▶ DATASET RECORDS
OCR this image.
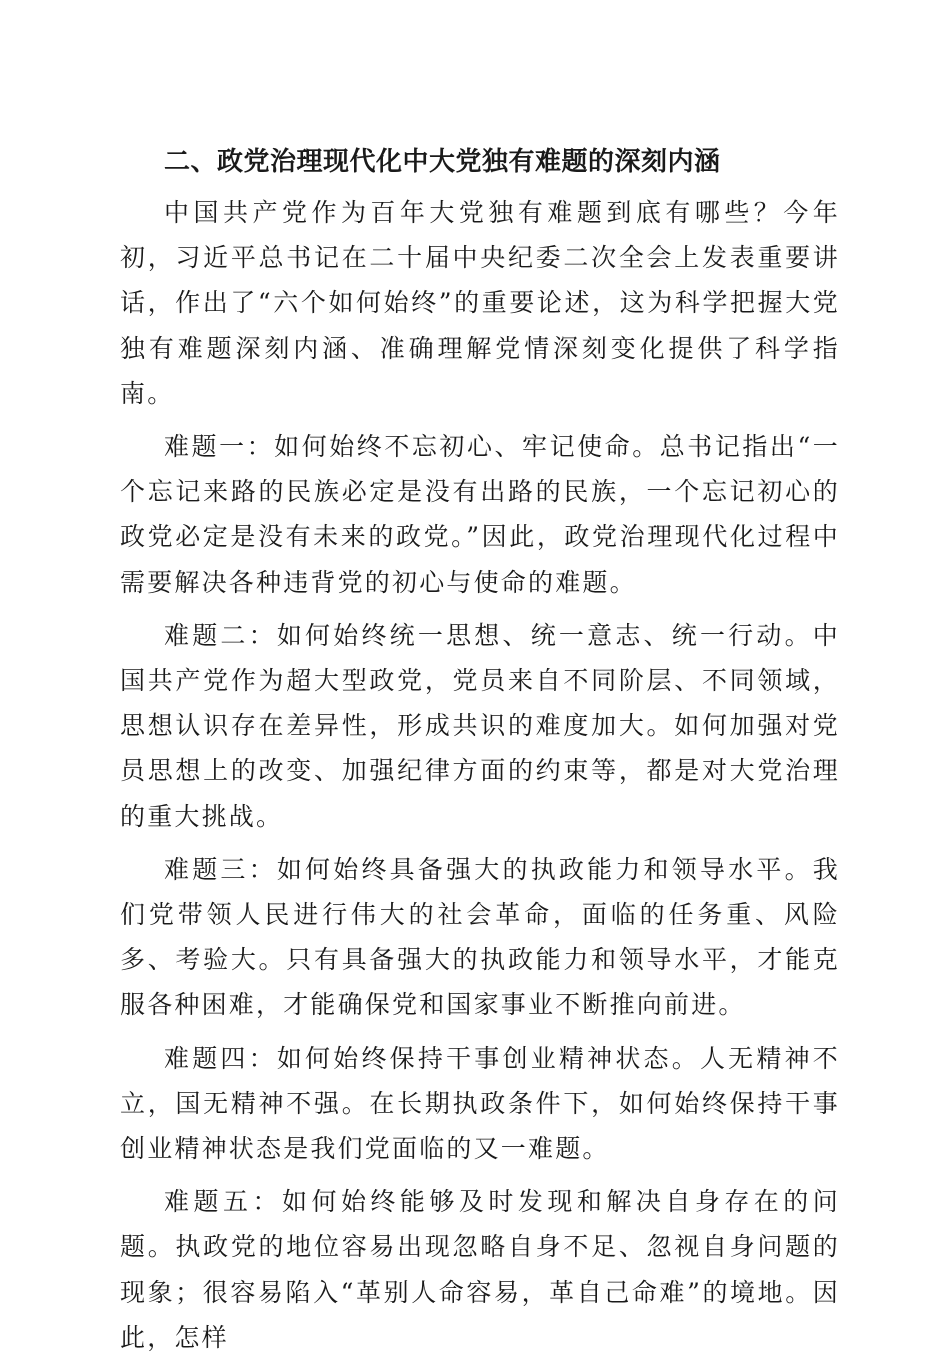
二、政党治理现代化中大党独有难题的深刻内涵

中国共产党作为百年大党独有难题到底有哪些？今年初，习近平总书记在二十届中央纪委二次全会上发表重要讲话，作出了“六个如何始终”的重要论述，这为科学把握大党独有难题深刻内涵、准确理解党情深刻变化提供了科学指南。

难题一：如何始终不忘初心、牢记使命。总书记指出“一个忘记来路的民族必定是没有出路的民族，一个忘记初心的政党必定是没有未来的政党。”因此，政党治理现代化过程中需要解决各种违背党的初心与使命的难题。

难题二：如何始终统一思想、统一意志、统一行动。中国共产党作为超大型政党，党员来自不同阶层、不同领域，思想认识存在差异性，形成共识的难度加大。如何加强对党员思想上的改变、加强纪律方面的约束等，都是对大党治理的重大挑战。

难题三：如何始终具备强大的执政能力和领导水平。我们党带领人民进行伟大的社会革命，面临的任务重、风险多、考验大。只有具备强大的执政能力和领导水平，才能克服各种困难，才能确保党和国家事业不断推向前进。

难题四：如何始终保持干事创业精神状态。人无精神不立，国无精神不强。在长期执政条件下，如何始终保持干事创业精神状态是我们党面临的又一难题。

难题五：如何始终能够及时发现和解决自身存在的问题。执政党的地位容易出现忽略自身不足、忽视自身问题的现象；很容易陷入“革别人命容易，革自己命难”的境地。因此，怎样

▶ TASK TO CARRY OUT
Give the data above again in full and unchanged, skipping the pictures.

▶ TASK ANSWER
OCR this image.
二、政党治理现代化中大党独有难题的深刻内涵

中国共产党作为百年大党独有难题到底有哪些？今年初，习近平总书记在二十届中央纪委二次全会上发表重要讲话，作出了“六个如何始终”的重要论述，这为科学把握大党独有难题深刻内涵、准确理解党情深刻变化提供了科学指南。

难题一：如何始终不忘初心、牢记使命。总书记指出“一个忘记来路的民族必定是没有出路的民族，一个忘记初心的政党必定是没有未来的政党。”因此，政党治理现代化过程中需要解决各种违背党的初心与使命的难题。

难题二：如何始终统一思想、统一意志、统一行动。中国共产党作为超大型政党，党员来自不同阶层、不同领域，思想认识存在差异性，形成共识的难度加大。如何加强对党员思想上的改变、加强纪律方面的约束等，都是对大党治理的重大挑战。

难题三：如何始终具备强大的执政能力和领导水平。我们党带领人民进行伟大的社会革命，面临的任务重、风险多、考验大。只有具备强大的执政能力和领导水平，才能克服各种困难，才能确保党和国家事业不断推向前进。

难题四：如何始终保持干事创业精神状态。人无精神不立，国无精神不强。在长期执政条件下，如何始终保持干事创业精神状态是我们党面临的又一难题。

难题五：如何始终能够及时发现和解决自身存在的问题。执政党的地位容易出现忽略自身不足、忽视自身问题的现象；很容易陷入“革别人命容易，革自己命难”的境地。因此，怎样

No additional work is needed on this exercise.